Task directions.
Identify the lines that contain the string "description" and report only how many there are.
-- START OF Material for the task --
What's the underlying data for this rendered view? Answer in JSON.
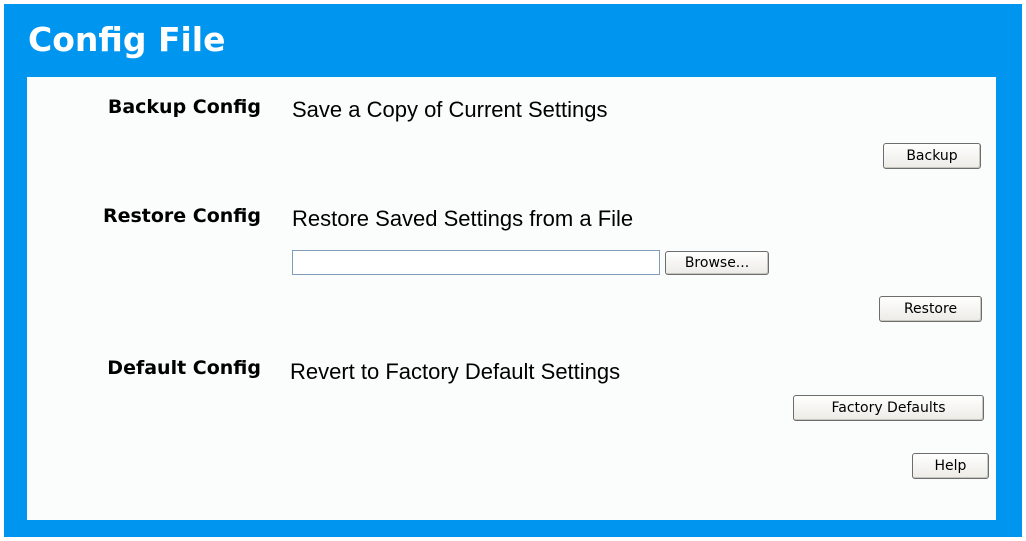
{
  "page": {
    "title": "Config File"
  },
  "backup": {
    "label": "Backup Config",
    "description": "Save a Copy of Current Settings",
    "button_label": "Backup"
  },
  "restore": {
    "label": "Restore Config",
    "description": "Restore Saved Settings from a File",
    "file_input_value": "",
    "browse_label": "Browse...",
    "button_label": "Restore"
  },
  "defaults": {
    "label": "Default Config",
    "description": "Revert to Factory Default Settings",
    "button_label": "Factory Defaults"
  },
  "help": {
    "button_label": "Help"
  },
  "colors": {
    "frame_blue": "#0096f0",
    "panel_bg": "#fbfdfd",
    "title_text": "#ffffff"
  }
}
-- END OF Material for the task --
Output.
3